EXERCISE DIRECTIONS :: Retype all of the entries word for word.

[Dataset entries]
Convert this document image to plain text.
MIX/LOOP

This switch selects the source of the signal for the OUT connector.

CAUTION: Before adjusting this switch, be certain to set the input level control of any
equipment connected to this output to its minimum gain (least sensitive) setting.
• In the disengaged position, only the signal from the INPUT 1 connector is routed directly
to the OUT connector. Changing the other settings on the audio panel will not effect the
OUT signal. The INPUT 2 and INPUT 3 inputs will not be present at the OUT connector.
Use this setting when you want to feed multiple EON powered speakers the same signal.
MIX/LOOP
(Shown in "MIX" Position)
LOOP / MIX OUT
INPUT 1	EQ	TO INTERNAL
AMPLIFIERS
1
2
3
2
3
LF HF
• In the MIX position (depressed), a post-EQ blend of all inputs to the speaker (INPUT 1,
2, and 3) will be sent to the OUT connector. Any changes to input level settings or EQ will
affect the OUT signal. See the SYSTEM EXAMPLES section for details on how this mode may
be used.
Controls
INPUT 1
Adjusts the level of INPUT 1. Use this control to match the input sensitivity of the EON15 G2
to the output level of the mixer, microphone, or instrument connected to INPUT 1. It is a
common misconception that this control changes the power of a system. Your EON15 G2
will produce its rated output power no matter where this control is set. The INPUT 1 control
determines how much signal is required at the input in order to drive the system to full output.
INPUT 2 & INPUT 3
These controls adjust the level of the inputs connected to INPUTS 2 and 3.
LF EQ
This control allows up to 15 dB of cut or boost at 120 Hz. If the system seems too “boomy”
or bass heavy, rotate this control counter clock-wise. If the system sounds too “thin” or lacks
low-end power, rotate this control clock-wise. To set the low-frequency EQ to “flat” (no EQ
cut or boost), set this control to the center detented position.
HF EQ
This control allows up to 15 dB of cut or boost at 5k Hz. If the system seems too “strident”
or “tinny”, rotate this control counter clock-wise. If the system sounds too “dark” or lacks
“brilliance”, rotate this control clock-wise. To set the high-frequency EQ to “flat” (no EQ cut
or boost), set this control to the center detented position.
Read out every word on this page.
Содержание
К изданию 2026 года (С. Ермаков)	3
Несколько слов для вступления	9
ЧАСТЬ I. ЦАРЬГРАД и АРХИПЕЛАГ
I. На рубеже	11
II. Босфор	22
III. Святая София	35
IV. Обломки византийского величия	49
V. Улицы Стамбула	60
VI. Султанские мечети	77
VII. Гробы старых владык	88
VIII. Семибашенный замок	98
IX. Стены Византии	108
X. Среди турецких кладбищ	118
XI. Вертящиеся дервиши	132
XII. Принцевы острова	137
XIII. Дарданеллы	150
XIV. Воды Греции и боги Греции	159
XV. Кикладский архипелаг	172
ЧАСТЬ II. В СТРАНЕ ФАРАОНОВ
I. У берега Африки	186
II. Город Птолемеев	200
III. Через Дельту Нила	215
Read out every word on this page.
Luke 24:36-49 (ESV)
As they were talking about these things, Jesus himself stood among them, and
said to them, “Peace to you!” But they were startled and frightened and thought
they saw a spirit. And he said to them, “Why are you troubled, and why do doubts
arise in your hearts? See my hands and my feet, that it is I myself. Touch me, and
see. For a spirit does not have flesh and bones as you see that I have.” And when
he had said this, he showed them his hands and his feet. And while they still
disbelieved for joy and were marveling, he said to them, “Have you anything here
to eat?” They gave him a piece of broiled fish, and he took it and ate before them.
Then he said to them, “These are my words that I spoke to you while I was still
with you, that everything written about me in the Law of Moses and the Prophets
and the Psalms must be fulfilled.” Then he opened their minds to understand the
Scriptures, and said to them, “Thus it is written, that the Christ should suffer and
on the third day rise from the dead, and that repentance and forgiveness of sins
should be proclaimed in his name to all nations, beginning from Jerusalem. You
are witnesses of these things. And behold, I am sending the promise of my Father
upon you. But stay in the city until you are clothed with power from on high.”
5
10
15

EXPECTED OUTPUT ::
Convert this document image to plain text.
MIX/LOOP

This switch selects the source of the signal for the OUT connector.

CAUTION: Before adjusting this switch, be certain to set the input level control of any
equipment connected to this output to its minimum gain (least sensitive) setting.
• In the disengaged position, only the signal from the INPUT 1 connector is routed directly
to the OUT connector. Changing the other settings on the audio panel will not effect the
OUT signal. The INPUT 2 and INPUT 3 inputs will not be present at the OUT connector.
Use this setting when you want to feed multiple EON powered speakers the same signal.
MIX/LOOP
(Shown in "MIX" Position)
LOOP / MIX OUT
INPUT 1	EQ	TO INTERNAL
AMPLIFIERS
1
2
3
2
3
LF HF
• In the MIX position (depressed), a post-EQ blend of all inputs to the speaker (INPUT 1,
2, and 3) will be sent to the OUT connector. Any changes to input level settings or EQ will
affect the OUT signal. See the SYSTEM EXAMPLES section for details on how this mode may
be used.
Controls
INPUT 1
Adjusts the level of INPUT 1. Use this control to match the input sensitivity of the EON15 G2
to the output level of the mixer, microphone, or instrument connected to INPUT 1. It is a
common misconception that this control changes the power of a system. Your EON15 G2
will produce its rated output power no matter where this control is set. The INPUT 1 control
determines how much signal is required at the input in order to drive the system to full output.
INPUT 2 & INPUT 3
These controls adjust the level of the inputs connected to INPUTS 2 and 3.
LF EQ
This control allows up to 15 dB of cut or boost at 120 Hz. If the system seems too “boomy”
or bass heavy, rotate this control counter clock-wise. If the system sounds too “thin” or lacks
low-end power, rotate this control clock-wise. To set the low-frequency EQ to “flat” (no EQ
cut or boost), set this control to the center detented position.
HF EQ
This control allows up to 15 dB of cut or boost at 5k Hz. If the system seems too “strident”
or “tinny”, rotate this control counter clock-wise. If the system sounds too “dark” or lacks
“brilliance”, rotate this control clock-wise. To set the high-frequency EQ to “flat” (no EQ cut
or boost), set this control to the center detented position.
Read out every word on this page.
Содержание
К изданию 2026 года (С. Ермаков)	3
Несколько слов для вступления	9
ЧАСТЬ I. ЦАРЬГРАД и АРХИПЕЛАГ
I. На рубеже	11
II. Босфор	22
III. Святая София	35
IV. Обломки византийского величия	49
V. Улицы Стамбула	60
VI. Султанские мечети	77
VII. Гробы старых владык	88
VIII. Семибашенный замок	98
IX. Стены Византии	108
X. Среди турецких кладбищ	118
XI. Вертящиеся дервиши	132
XII. Принцевы острова	137
XIII. Дарданеллы	150
XIV. Воды Греции и боги Греции	159
XV. Кикладский архипелаг	172
ЧАСТЬ II. В СТРАНЕ ФАРАОНОВ
I. У берега Африки	186
II. Город Птолемеев	200
III. Через Дельту Нила	215
Read out every word on this page.
Luke 24:36-49 (ESV)
As they were talking about these things, Jesus himself stood among them, and
said to them, “Peace to you!” But they were startled and frightened and thought
they saw a spirit. And he said to them, “Why are you troubled, and why do doubts
arise in your hearts? See my hands and my feet, that it is I myself. Touch me, and
see. For a spirit does not have flesh and bones as you see that I have.” And when
he had said this, he showed them his hands and his feet. And while they still
disbelieved for joy and were marveling, he said to them, “Have you anything here
to eat?” They gave him a piece of broiled fish, and he took it and ate before them.
Then he said to them, “These are my words that I spoke to you while I was still
with you, that everything written about me in the Law of Moses and the Prophets
and the Psalms must be fulfilled.” Then he opened their minds to understand the
Scriptures, and said to them, “Thus it is written, that the Christ should suffer and
on the third day rise from the dead, and that repentance and forgiveness of sins
should be proclaimed in his name to all nations, beginning from Jerusalem. You
are witnesses of these things. And behold, I am sending the promise of my Father
upon you. But stay in the city until you are clothed with power from on high.”
5
10
15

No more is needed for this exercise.